What is expected: Each line that follows should be printed again exactly as it stands.

Entries supplied:
-- start --

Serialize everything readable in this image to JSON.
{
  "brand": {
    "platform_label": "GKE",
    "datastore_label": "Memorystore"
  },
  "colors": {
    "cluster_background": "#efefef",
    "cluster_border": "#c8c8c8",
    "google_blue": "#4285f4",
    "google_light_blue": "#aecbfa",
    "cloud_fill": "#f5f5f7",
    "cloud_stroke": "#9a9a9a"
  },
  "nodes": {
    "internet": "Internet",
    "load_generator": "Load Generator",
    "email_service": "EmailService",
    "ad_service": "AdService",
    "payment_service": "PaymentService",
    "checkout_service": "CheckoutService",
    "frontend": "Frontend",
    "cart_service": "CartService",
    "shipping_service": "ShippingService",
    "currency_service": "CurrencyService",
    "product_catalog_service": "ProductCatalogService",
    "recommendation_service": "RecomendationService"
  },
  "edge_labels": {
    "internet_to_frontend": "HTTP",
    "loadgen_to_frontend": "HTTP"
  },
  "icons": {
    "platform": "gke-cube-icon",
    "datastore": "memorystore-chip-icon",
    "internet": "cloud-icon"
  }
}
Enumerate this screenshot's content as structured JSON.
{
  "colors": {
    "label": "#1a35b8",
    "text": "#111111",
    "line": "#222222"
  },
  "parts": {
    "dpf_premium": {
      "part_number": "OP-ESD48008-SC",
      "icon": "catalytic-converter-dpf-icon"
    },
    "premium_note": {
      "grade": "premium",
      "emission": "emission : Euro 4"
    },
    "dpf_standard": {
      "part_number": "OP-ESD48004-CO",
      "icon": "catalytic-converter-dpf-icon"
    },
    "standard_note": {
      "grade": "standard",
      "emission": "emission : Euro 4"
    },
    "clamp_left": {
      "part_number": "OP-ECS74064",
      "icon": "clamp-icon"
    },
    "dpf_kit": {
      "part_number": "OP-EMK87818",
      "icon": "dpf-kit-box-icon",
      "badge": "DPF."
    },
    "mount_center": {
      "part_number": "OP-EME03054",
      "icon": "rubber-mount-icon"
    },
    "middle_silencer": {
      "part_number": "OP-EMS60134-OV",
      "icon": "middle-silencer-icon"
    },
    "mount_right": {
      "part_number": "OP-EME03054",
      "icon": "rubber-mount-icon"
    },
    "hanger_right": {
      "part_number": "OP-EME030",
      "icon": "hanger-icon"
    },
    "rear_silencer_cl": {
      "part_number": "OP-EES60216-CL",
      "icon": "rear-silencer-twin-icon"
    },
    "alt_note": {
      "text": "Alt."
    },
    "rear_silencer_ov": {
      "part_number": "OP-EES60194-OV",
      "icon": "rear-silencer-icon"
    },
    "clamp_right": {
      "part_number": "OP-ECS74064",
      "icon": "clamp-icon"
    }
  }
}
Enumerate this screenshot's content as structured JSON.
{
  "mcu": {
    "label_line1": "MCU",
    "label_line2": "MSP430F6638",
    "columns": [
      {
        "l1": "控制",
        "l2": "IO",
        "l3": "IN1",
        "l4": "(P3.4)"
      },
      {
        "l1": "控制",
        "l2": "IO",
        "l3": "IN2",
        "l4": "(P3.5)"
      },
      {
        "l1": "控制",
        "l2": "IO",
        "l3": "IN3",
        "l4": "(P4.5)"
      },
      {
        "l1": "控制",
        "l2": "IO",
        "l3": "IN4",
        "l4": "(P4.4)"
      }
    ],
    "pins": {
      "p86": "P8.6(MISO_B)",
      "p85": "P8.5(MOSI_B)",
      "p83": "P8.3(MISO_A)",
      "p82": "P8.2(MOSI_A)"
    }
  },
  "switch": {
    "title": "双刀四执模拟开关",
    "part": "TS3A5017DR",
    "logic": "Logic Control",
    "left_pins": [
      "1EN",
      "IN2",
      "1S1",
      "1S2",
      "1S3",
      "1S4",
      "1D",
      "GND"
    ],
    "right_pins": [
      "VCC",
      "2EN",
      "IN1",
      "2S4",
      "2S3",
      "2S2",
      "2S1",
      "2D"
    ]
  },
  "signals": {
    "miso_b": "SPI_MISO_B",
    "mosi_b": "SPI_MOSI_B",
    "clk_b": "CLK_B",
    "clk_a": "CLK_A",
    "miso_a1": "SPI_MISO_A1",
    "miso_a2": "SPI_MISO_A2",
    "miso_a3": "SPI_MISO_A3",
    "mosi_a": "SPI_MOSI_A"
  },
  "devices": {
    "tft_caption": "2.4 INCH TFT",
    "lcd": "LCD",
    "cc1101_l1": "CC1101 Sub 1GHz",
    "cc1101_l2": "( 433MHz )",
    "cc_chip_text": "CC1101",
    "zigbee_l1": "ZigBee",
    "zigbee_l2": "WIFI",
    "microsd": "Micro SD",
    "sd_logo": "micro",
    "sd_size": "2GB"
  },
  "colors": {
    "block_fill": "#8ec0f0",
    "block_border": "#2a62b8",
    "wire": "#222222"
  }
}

-- end --

Solution:
Serialize everything readable in this image to JSON.
{
  "brand": {
    "platform_label": "GKE",
    "datastore_label": "Memorystore"
  },
  "colors": {
    "cluster_background": "#efefef",
    "cluster_border": "#c8c8c8",
    "google_blue": "#4285f4",
    "google_light_blue": "#aecbfa",
    "cloud_fill": "#f5f5f7",
    "cloud_stroke": "#9a9a9a"
  },
  "nodes": {
    "internet": "Internet",
    "load_generator": "Load Generator",
    "email_service": "EmailService",
    "ad_service": "AdService",
    "payment_service": "PaymentService",
    "checkout_service": "CheckoutService",
    "frontend": "Frontend",
    "cart_service": "CartService",
    "shipping_service": "ShippingService",
    "currency_service": "CurrencyService",
    "product_catalog_service": "ProductCatalogService",
    "recommendation_service": "RecomendationService"
  },
  "edge_labels": {
    "internet_to_frontend": "HTTP",
    "loadgen_to_frontend": "HTTP"
  },
  "icons": {
    "platform": "gke-cube-icon",
    "datastore": "memorystore-chip-icon",
    "internet": "cloud-icon"
  }
}
Enumerate this screenshot's content as structured JSON.
{
  "colors": {
    "label": "#1a35b8",
    "text": "#111111",
    "line": "#222222"
  },
  "parts": {
    "dpf_premium": {
      "part_number": "OP-ESD48008-SC",
      "icon": "catalytic-converter-dpf-icon"
    },
    "premium_note": {
      "grade": "premium",
      "emission": "emission : Euro 4"
    },
    "dpf_standard": {
      "part_number": "OP-ESD48004-CO",
      "icon": "catalytic-converter-dpf-icon"
    },
    "standard_note": {
      "grade": "standard",
      "emission": "emission : Euro 4"
    },
    "clamp_left": {
      "part_number": "OP-ECS74064",
      "icon": "clamp-icon"
    },
    "dpf_kit": {
      "part_number": "OP-EMK87818",
      "icon": "dpf-kit-box-icon",
      "badge": "DPF."
    },
    "mount_center": {
      "part_number": "OP-EME03054",
      "icon": "rubber-mount-icon"
    },
    "middle_silencer": {
      "part_number": "OP-EMS60134-OV",
      "icon": "middle-silencer-icon"
    },
    "mount_right": {
      "part_number": "OP-EME03054",
      "icon": "rubber-mount-icon"
    },
    "hanger_right": {
      "part_number": "OP-EME030",
      "icon": "hanger-icon"
    },
    "rear_silencer_cl": {
      "part_number": "OP-EES60216-CL",
      "icon": "rear-silencer-twin-icon"
    },
    "alt_note": {
      "text": "Alt."
    },
    "rear_silencer_ov": {
      "part_number": "OP-EES60194-OV",
      "icon": "rear-silencer-icon"
    },
    "clamp_right": {
      "part_number": "OP-ECS74064",
      "icon": "clamp-icon"
    }
  }
}
Enumerate this screenshot's content as structured JSON.
{
  "mcu": {
    "label_line1": "MCU",
    "label_line2": "MSP430F6638",
    "columns": [
      {
        "l1": "控制",
        "l2": "IO",
        "l3": "IN1",
        "l4": "(P3.4)"
      },
      {
        "l1": "控制",
        "l2": "IO",
        "l3": "IN2",
        "l4": "(P3.5)"
      },
      {
        "l1": "控制",
        "l2": "IO",
        "l3": "IN3",
        "l4": "(P4.5)"
      },
      {
        "l1": "控制",
        "l2": "IO",
        "l3": "IN4",
        "l4": "(P4.4)"
      }
    ],
    "pins": {
      "p86": "P8.6(MISO_B)",
      "p85": "P8.5(MOSI_B)",
      "p83": "P8.3(MISO_A)",
      "p82": "P8.2(MOSI_A)"
    }
  },
  "switch": {
    "title": "双刀四执模拟开关",
    "part": "TS3A5017DR",
    "logic": "Logic Control",
    "left_pins": [
      "1EN",
      "IN2",
      "1S1",
      "1S2",
      "1S3",
      "1S4",
      "1D",
      "GND"
    ],
    "right_pins": [
      "VCC",
      "2EN",
      "IN1",
      "2S4",
      "2S3",
      "2S2",
      "2S1",
      "2D"
    ]
  },
  "signals": {
    "miso_b": "SPI_MISO_B",
    "mosi_b": "SPI_MOSI_B",
    "clk_b": "CLK_B",
    "clk_a": "CLK_A",
    "miso_a1": "SPI_MISO_A1",
    "miso_a2": "SPI_MISO_A2",
    "miso_a3": "SPI_MISO_A3",
    "mosi_a": "SPI_MOSI_A"
  },
  "devices": {
    "tft_caption": "2.4 INCH TFT",
    "lcd": "LCD",
    "cc1101_l1": "CC1101 Sub 1GHz",
    "cc1101_l2": "( 433MHz )",
    "cc_chip_text": "CC1101",
    "zigbee_l1": "ZigBee",
    "zigbee_l2": "WIFI",
    "microsd": "Micro SD",
    "sd_logo": "micro",
    "sd_size": "2GB"
  },
  "colors": {
    "block_fill": "#8ec0f0",
    "block_border": "#2a62b8",
    "wire": "#222222"
  }
}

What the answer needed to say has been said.